STATED TASK:
Copy all lines of the listing that include the string "input".

ROWS:

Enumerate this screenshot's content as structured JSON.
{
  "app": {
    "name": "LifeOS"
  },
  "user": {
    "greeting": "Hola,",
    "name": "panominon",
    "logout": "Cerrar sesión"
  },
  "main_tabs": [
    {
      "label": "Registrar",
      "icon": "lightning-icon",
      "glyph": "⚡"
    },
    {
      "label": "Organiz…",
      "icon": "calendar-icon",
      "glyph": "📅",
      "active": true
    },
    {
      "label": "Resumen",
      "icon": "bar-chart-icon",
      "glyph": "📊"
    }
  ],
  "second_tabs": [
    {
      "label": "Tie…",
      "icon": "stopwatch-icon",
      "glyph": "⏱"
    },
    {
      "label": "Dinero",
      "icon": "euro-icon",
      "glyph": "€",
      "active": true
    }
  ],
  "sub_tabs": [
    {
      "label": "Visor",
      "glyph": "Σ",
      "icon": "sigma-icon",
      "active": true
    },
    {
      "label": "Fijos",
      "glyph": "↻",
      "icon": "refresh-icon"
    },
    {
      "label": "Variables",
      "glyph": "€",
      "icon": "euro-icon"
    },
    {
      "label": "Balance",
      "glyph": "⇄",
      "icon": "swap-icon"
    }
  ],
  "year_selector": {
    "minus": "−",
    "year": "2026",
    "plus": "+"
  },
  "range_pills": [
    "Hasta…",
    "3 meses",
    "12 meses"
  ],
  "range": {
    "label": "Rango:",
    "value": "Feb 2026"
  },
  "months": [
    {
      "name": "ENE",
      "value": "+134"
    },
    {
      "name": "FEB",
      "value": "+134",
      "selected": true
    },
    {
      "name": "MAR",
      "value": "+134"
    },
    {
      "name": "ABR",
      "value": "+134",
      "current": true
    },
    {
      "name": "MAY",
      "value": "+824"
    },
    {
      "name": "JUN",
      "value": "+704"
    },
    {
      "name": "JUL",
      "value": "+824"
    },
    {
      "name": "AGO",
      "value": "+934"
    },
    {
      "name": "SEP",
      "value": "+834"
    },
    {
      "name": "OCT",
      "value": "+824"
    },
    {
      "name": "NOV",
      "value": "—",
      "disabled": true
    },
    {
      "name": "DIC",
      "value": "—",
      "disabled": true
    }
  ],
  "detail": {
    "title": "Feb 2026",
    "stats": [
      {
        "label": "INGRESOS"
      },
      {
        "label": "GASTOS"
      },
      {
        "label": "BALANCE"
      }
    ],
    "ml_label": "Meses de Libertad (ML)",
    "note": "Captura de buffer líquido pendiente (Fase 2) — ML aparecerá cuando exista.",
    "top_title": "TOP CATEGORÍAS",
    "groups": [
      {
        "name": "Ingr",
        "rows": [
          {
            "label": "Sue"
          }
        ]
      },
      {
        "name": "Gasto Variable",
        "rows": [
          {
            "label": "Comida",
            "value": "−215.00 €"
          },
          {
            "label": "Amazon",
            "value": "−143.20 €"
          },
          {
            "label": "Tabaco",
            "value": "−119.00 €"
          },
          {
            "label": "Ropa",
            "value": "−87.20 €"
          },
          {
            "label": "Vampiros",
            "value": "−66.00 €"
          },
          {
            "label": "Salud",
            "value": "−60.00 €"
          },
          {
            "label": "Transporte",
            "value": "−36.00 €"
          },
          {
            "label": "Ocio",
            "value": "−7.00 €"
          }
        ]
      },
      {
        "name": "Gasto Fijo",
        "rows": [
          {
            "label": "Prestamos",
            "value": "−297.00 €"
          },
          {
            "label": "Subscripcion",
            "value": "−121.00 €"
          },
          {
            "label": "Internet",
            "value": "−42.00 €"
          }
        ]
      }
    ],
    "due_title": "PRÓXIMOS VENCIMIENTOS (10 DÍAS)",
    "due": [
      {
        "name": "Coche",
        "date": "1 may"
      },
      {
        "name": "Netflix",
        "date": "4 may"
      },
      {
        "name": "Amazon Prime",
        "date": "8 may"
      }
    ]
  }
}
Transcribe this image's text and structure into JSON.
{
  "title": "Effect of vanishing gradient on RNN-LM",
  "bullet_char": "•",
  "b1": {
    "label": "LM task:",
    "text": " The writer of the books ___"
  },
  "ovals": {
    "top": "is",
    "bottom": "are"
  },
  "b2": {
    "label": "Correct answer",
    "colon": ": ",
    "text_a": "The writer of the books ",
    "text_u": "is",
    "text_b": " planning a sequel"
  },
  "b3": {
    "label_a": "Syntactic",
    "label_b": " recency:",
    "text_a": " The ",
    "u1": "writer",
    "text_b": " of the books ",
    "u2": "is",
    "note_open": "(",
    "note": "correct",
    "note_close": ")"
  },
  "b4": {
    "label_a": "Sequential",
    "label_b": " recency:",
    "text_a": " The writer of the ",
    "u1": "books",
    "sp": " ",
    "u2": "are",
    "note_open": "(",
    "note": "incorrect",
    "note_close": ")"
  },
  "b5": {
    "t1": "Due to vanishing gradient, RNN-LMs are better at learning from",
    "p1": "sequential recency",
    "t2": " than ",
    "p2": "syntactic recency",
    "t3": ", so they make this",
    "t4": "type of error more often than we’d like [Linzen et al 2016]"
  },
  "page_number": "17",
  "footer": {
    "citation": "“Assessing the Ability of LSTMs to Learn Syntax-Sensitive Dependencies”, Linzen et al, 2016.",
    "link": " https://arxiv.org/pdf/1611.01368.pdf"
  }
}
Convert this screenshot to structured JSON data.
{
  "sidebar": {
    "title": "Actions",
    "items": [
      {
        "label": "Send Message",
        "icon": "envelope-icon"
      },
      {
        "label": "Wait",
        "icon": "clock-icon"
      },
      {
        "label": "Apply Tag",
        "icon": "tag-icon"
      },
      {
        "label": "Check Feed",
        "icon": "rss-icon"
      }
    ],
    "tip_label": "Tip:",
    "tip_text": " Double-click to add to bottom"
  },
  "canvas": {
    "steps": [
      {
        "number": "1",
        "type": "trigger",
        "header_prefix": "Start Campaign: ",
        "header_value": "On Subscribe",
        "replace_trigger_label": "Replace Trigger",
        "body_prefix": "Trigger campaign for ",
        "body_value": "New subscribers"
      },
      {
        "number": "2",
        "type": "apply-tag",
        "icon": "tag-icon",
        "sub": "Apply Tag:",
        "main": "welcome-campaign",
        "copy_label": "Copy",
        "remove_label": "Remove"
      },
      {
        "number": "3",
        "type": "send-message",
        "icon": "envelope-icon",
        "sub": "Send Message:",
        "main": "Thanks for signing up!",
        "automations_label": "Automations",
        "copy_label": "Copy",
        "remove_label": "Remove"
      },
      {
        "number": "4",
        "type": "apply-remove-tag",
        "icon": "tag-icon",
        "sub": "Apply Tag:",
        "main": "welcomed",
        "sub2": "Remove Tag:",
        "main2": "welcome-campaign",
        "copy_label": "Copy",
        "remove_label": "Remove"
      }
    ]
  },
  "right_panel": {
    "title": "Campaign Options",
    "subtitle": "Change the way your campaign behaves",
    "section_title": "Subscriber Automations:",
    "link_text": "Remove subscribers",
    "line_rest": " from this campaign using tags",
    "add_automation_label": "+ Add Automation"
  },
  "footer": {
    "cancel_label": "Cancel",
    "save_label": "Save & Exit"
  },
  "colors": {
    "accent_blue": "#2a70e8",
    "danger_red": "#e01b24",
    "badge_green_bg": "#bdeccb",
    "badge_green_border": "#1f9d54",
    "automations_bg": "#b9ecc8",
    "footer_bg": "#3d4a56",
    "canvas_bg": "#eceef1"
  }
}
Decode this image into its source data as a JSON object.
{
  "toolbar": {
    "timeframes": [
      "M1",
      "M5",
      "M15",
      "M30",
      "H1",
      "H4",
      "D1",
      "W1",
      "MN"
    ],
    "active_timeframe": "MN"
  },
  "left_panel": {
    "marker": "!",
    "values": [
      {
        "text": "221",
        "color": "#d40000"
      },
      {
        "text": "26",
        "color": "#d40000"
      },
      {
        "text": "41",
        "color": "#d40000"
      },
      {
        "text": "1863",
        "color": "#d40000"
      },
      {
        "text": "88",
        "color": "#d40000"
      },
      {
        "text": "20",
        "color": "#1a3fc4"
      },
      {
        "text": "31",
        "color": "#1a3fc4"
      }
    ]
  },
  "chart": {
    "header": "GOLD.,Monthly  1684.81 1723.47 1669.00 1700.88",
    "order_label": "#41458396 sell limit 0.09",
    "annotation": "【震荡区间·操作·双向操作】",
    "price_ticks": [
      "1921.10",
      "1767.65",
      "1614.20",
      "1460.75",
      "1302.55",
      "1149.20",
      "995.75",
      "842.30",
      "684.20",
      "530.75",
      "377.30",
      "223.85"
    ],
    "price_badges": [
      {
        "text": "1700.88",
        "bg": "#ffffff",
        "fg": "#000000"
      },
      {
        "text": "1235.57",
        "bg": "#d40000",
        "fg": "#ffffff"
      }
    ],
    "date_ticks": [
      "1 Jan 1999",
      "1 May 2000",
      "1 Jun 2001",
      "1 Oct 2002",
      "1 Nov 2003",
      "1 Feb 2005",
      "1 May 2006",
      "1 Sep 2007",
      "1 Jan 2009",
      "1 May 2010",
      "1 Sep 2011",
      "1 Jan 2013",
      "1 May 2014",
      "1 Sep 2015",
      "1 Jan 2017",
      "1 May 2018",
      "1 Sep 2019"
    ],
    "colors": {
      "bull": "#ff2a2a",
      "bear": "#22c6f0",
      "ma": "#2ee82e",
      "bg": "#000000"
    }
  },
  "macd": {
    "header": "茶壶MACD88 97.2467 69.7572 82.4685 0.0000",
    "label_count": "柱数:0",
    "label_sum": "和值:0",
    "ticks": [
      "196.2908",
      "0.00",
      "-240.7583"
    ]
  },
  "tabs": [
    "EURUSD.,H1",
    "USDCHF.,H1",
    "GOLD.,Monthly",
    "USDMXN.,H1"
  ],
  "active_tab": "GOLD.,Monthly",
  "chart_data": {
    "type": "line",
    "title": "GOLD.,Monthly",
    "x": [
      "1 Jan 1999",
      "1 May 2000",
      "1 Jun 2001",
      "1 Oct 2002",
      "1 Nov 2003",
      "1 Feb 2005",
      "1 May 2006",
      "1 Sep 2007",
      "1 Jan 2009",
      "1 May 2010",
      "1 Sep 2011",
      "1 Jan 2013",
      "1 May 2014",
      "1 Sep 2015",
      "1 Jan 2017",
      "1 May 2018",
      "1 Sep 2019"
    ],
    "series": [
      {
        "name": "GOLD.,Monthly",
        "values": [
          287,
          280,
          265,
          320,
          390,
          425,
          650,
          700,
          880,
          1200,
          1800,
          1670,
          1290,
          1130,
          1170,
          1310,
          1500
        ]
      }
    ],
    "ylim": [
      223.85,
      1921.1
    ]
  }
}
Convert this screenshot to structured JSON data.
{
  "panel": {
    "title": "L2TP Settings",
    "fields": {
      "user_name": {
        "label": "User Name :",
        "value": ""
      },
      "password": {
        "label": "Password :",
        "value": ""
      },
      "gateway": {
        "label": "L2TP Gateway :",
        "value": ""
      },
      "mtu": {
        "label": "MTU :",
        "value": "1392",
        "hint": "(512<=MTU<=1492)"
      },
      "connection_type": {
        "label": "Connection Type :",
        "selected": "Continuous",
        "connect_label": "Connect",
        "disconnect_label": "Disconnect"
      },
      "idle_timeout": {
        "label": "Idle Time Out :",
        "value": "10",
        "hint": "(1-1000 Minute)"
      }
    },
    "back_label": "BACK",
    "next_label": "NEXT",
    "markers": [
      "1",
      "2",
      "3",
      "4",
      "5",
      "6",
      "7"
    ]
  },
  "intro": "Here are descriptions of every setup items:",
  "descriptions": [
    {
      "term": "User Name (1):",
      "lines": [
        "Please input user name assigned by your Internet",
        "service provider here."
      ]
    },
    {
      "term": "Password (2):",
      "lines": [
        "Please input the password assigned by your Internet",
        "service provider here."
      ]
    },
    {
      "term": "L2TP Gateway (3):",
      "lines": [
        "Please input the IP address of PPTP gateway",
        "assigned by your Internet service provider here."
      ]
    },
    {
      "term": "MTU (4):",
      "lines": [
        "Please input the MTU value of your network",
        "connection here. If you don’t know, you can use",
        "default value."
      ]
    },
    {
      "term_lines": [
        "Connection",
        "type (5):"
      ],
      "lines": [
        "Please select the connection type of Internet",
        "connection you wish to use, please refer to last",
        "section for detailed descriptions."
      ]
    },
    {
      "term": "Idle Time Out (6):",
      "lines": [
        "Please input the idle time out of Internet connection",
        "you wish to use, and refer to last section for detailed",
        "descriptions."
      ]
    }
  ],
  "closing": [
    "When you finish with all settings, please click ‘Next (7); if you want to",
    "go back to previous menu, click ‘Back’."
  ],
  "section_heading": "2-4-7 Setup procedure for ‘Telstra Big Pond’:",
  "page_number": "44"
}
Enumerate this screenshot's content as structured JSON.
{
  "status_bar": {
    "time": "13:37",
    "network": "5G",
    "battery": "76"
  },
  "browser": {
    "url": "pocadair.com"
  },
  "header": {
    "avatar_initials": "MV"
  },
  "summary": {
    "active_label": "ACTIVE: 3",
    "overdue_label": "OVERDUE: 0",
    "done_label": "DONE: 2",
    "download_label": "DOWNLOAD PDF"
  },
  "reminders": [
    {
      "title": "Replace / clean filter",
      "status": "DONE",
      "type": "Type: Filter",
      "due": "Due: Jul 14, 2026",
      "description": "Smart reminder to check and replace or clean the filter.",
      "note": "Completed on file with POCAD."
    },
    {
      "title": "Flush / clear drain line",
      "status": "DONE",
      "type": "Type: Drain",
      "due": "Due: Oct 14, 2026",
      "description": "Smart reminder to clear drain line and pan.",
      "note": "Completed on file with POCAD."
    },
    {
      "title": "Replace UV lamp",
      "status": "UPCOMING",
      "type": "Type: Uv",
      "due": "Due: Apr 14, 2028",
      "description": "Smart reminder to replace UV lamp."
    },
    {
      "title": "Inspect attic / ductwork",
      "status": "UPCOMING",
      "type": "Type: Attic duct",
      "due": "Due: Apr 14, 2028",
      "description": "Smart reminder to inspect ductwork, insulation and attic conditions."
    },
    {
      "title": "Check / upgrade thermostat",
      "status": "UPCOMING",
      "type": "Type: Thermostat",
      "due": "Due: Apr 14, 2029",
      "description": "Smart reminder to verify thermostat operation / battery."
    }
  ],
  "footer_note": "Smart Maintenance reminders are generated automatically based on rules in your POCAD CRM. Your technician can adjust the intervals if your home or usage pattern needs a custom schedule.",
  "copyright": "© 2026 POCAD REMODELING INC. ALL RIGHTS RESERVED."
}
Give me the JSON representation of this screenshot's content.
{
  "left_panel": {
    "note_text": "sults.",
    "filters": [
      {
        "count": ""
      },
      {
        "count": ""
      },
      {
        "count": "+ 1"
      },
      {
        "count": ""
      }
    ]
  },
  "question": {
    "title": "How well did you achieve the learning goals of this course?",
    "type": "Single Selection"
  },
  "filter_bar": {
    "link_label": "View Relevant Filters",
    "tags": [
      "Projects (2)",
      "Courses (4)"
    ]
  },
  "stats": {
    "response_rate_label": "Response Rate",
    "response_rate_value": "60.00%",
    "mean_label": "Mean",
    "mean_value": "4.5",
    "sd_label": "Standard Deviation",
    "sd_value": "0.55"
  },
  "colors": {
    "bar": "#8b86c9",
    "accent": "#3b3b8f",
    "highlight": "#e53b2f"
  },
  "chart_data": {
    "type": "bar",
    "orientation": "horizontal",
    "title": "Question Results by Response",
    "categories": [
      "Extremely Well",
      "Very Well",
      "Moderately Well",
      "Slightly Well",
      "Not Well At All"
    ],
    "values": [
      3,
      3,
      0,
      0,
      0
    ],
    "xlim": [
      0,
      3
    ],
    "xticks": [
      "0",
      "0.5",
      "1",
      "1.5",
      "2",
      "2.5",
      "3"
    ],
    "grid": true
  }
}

RESPONSE TO THE EXERCISE:
        "Please input user name assigned by your Internet",
        "Please input the password assigned by your Internet",
        "Please input the IP address of PPTP gateway",
        "Please input the MTU value of your network",
        "Please input the idle time out of Internet connection",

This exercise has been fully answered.